[Stored entries]
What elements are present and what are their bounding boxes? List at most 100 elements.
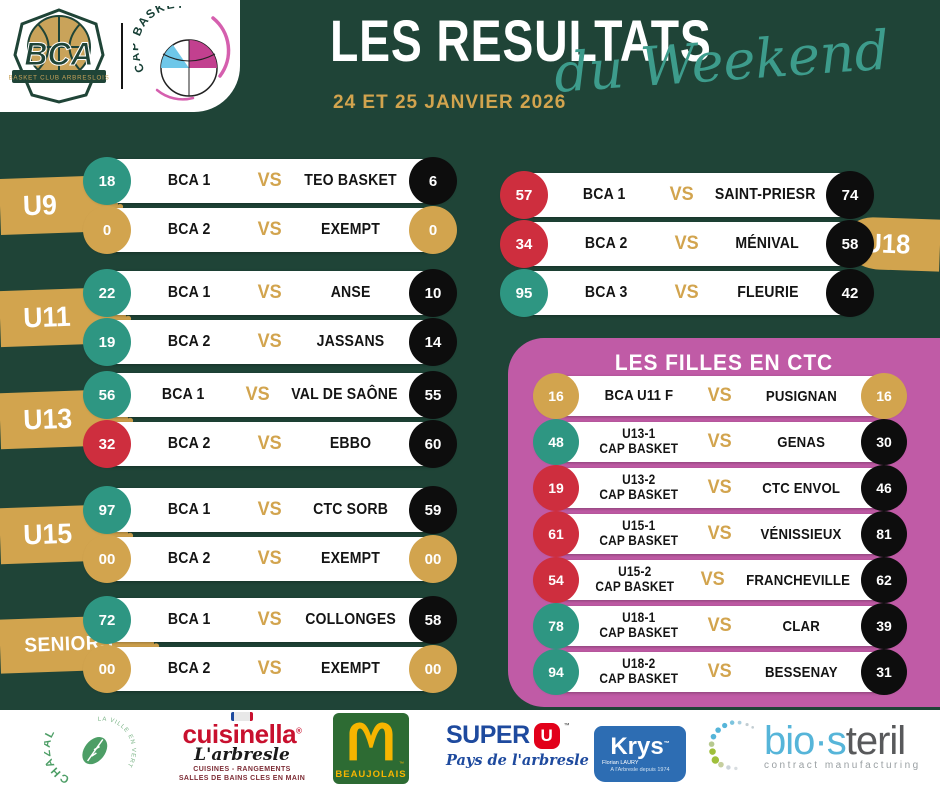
home-team-line1: U18-1 [621,610,656,626]
registered-mark: ® [296,726,302,736]
home-team-line2: CAP BASKET [599,671,678,686]
home-score-badge: 97 [83,486,131,534]
sponsor-cuisinella: cuisinella® L'arbresle CUISINES - RANGEM… [163,712,321,788]
away-score-badge: 14 [409,318,457,366]
home-team-name: BCA 2 [168,333,211,350]
match-row-ctc-5: 54 U15-2 CAP BASKET VS FRANCHEVILLE 62 [533,557,907,603]
match-row-inner: BCA 2 VS EXEMPT [85,537,455,581]
away-score-badge: 42 [826,269,874,317]
home-score-badge: 22 [83,269,131,317]
cuisinella-line2: SALLES DE BAINS CLES EN MAIN [178,775,306,783]
cap-basket-logo: CAP BASKET [133,6,231,101]
trademark-mark: ™ [399,761,404,767]
category-label-text: U15 [22,517,73,551]
home-team-line2: CAP BASKET [599,441,678,456]
home-team-name: BCA 2 [585,235,628,252]
match-row-inner: U18-1 CAP BASKET VS CLAR [535,606,905,646]
vs-label: VS [257,170,283,191]
match-row-inner: BCA 1 VS SAINT-PRIESR [502,173,872,217]
away-score-badge: 16 [861,373,907,419]
match-row-u9-1: 18 BCA 1 VS TEO BASKET 6 [83,157,457,205]
vs-label: VS [257,658,283,679]
ctc-girls-panel: LES FILLES EN CTC 16 BCA U11 F VS PUSIGN… [508,338,940,707]
home-team-name: BCA 2 [168,221,211,238]
away-score-badge: 62 [861,557,907,603]
match-row-inner: U13-1 CAP BASKET VS GENAS [535,422,905,462]
away-team-name: FLEURIE [736,284,799,301]
away-team-name: PUSIGNAN [765,387,838,405]
category-label-text: U13 [22,402,73,436]
home-team-name: BCA 1 [168,611,211,628]
home-score-badge: 54 [533,557,579,603]
away-team-name: TEO BASKET [304,172,397,189]
super-u-name: SUPER [446,721,530,749]
match-row-inner: BCA 2 VS EXEMPT [85,208,455,252]
match-row-ctc-6: 78 U18-1 CAP BASKET VS CLAR 39 [533,603,907,649]
home-score-badge: 00 [83,645,131,693]
away-team-name: JASSANS [316,333,385,350]
match-row-u13-1: 56 BCA 1 VS VAL DE SAÔNE 55 [83,371,457,419]
home-team-name: U15-1 CAP BASKET [599,519,678,548]
home-team-name: U13-1 CAP BASKET [599,427,678,456]
sponsor-strip: CHAZAL LA VILLE EN VERT cuisinella® L'ar… [0,710,940,788]
away-score-badge: 00 [409,645,457,693]
away-team-name: EXEMPT [321,660,380,677]
biosteril-name-gray: teril [845,718,906,763]
sponsor-krys: Krys™ Florian LAURY A l'Arbresle depuis … [594,726,686,782]
home-team-line2: CAP BASKET [599,625,678,640]
match-row-inner: BCA 2 VS EBBO [85,422,455,466]
match-row-u13-2: 32 BCA 2 VS EBBO 60 [83,420,457,468]
vs-label: VS [257,609,283,630]
home-team-name: BCA 2 [168,435,211,452]
away-team-name: EXEMPT [321,221,380,238]
home-score-badge: 48 [533,419,579,465]
home-score-badge: 56 [83,371,131,419]
vs-label: VS [669,184,694,205]
fabricant-badge [231,712,253,721]
krys-subtext: A l'Arbresle depuis 1974 [610,767,670,773]
match-row-ctc-7: 94 U18-2 CAP BASKET VS BESSENAY 31 [533,649,907,695]
super-u-letter: U [540,726,553,745]
dots-swirl-icon [708,720,754,771]
home-team-name: U18-2 CAP BASKET [599,657,678,686]
home-score-badge: 95 [500,269,548,317]
away-team-name: EXEMPT [321,550,380,567]
vs-label: VS [707,385,733,406]
away-score-badge: 60 [409,420,457,468]
match-row-inner: U18-2 CAP BASKET VS BESSENAY [535,652,905,692]
away-team-name: COLLONGES [305,611,396,628]
away-team-name: VAL DE SAÔNE [291,386,398,403]
match-row-inner: BCA 1 VS COLLONGES [85,598,455,642]
match-row-inner: BCA 1 VS TEO BASKET [85,159,455,203]
home-score-badge: 18 [83,157,131,205]
super-u-badge: U [533,723,560,749]
krys-owner: Florian LAURY [602,760,639,766]
home-score-badge: 16 [533,373,579,419]
home-team-name: U13-2 CAP BASKET [599,473,678,502]
home-team-name: BCA 1 [168,501,211,518]
vs-label: VS [257,219,283,240]
krys-name: Krys [610,733,664,760]
away-team-name: FRANCHEVILLE [745,571,850,589]
away-score-badge: 58 [409,596,457,644]
match-row-seniors-2: 00 BCA 2 VS EXEMPT 00 [83,645,457,693]
vs-label: VS [245,384,271,405]
away-score-badge: 39 [861,603,907,649]
date-line: 24 ET 25 JANVIER 2026 [333,92,567,113]
cuisinella-line1: CUISINES - RANGEMENTS [193,765,291,773]
home-team-name: U18-1 CAP BASKET [599,611,678,640]
section-u11-rows: 22 BCA 1 VS ANSE 10 19 BCA 2 VS JASSANS … [83,269,457,366]
home-team-name: BCA 1 [162,386,205,403]
vs-label: VS [674,233,700,254]
category-label-text: U9 [22,189,58,222]
home-team-name: BCA 2 [168,550,211,567]
bca-acronym: BCA [24,36,93,72]
home-score-badge: 00 [83,535,131,583]
away-team-name: CTC ENVOL [762,479,841,497]
vs-label: VS [707,661,733,682]
vs-label: VS [707,523,733,544]
match-row-ctc-1: 16 BCA U11 F VS PUSIGNAN 16 [533,373,907,419]
ctc-panel-rows: 16 BCA U11 F VS PUSIGNAN 16 48 U13-1 CAP [533,373,907,695]
chazal-logo: CHAZAL LA VILLE EN VERT [41,717,135,786]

▶ **WHAT TO PRODUCE**: Copy out unchanged the part of the material that opens with the line containing "home-team-line1: U18-1 [621,610,656,626]" and closes with the line containing "cap-basket-logo: CAP BASKET [133,6,231,101]", including both of those lines.

▶ **WRITTEN ANSWER**:
home-team-line1: U18-1 [621,610,656,626]
registered-mark: ® [296,726,302,736]
home-team-line2: CAP BASKET [599,671,678,686]
home-score-badge: 97 [83,486,131,534]
sponsor-cuisinella: cuisinella® L'arbresle CUISINES - RANGEM… [163,712,321,788]
away-score-badge: 14 [409,318,457,366]
home-team-name: BCA 2 [168,333,211,350]
match-row-ctc-5: 54 U15-2 CAP BASKET VS FRANCHEVILLE 62 [533,557,907,603]
match-row-inner: BCA 2 VS EXEMPT [85,537,455,581]
away-score-badge: 42 [826,269,874,317]
home-score-badge: 22 [83,269,131,317]
cuisinella-line2: SALLES DE BAINS CLES EN MAIN [178,775,306,783]
cap-basket-logo: CAP BASKET [133,6,231,101]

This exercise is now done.